Input
[Begin]

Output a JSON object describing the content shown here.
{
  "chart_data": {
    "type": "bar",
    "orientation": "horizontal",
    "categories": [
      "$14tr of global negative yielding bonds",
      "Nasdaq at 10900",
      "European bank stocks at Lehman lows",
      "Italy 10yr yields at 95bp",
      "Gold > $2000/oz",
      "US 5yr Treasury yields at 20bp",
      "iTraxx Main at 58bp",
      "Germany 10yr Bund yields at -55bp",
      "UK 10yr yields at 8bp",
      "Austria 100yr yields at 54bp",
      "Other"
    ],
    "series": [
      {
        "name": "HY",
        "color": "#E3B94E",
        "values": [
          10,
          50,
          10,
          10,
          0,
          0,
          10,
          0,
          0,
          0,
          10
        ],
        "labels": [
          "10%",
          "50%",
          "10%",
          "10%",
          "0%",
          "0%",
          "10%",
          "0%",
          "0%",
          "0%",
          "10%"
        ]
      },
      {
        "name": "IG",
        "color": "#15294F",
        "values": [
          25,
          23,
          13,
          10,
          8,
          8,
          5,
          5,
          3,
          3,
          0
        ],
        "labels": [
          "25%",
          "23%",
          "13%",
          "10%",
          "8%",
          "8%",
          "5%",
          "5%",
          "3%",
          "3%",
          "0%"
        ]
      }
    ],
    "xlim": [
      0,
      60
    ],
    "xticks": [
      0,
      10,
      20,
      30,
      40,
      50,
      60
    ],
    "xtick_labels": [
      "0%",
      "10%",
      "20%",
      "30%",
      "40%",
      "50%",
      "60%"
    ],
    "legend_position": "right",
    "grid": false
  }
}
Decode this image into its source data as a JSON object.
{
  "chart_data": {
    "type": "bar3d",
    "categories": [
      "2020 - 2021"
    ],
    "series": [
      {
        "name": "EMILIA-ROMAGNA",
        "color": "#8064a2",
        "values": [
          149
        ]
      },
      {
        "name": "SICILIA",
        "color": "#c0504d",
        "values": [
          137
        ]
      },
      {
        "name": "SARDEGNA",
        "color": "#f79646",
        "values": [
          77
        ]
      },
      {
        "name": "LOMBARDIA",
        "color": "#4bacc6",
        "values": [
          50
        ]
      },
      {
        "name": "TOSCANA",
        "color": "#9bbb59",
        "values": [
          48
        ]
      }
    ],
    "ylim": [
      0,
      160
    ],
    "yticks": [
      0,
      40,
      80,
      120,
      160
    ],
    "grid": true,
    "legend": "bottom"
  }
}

[End]

Exercise description
Your task is to output all of the data above word for word.

Solved problem
Output a JSON object describing the content shown here.
{
  "chart_data": {
    "type": "bar",
    "orientation": "horizontal",
    "categories": [
      "$14tr of global negative yielding bonds",
      "Nasdaq at 10900",
      "European bank stocks at Lehman lows",
      "Italy 10yr yields at 95bp",
      "Gold > $2000/oz",
      "US 5yr Treasury yields at 20bp",
      "iTraxx Main at 58bp",
      "Germany 10yr Bund yields at -55bp",
      "UK 10yr yields at 8bp",
      "Austria 100yr yields at 54bp",
      "Other"
    ],
    "series": [
      {
        "name": "HY",
        "color": "#E3B94E",
        "values": [
          10,
          50,
          10,
          10,
          0,
          0,
          10,
          0,
          0,
          0,
          10
        ],
        "labels": [
          "10%",
          "50%",
          "10%",
          "10%",
          "0%",
          "0%",
          "10%",
          "0%",
          "0%",
          "0%",
          "10%"
        ]
      },
      {
        "name": "IG",
        "color": "#15294F",
        "values": [
          25,
          23,
          13,
          10,
          8,
          8,
          5,
          5,
          3,
          3,
          0
        ],
        "labels": [
          "25%",
          "23%",
          "13%",
          "10%",
          "8%",
          "8%",
          "5%",
          "5%",
          "3%",
          "3%",
          "0%"
        ]
      }
    ],
    "xlim": [
      0,
      60
    ],
    "xticks": [
      0,
      10,
      20,
      30,
      40,
      50,
      60
    ],
    "xtick_labels": [
      "0%",
      "10%",
      "20%",
      "30%",
      "40%",
      "50%",
      "60%"
    ],
    "legend_position": "right",
    "grid": false
  }
}
Decode this image into its source data as a JSON object.
{
  "chart_data": {
    "type": "bar3d",
    "categories": [
      "2020 - 2021"
    ],
    "series": [
      {
        "name": "EMILIA-ROMAGNA",
        "color": "#8064a2",
        "values": [
          149
        ]
      },
      {
        "name": "SICILIA",
        "color": "#c0504d",
        "values": [
          137
        ]
      },
      {
        "name": "SARDEGNA",
        "color": "#f79646",
        "values": [
          77
        ]
      },
      {
        "name": "LOMBARDIA",
        "color": "#4bacc6",
        "values": [
          50
        ]
      },
      {
        "name": "TOSCANA",
        "color": "#9bbb59",
        "values": [
          48
        ]
      }
    ],
    "ylim": [
      0,
      160
    ],
    "yticks": [
      0,
      40,
      80,
      120,
      160
    ],
    "grid": true,
    "legend": "bottom"
  }
}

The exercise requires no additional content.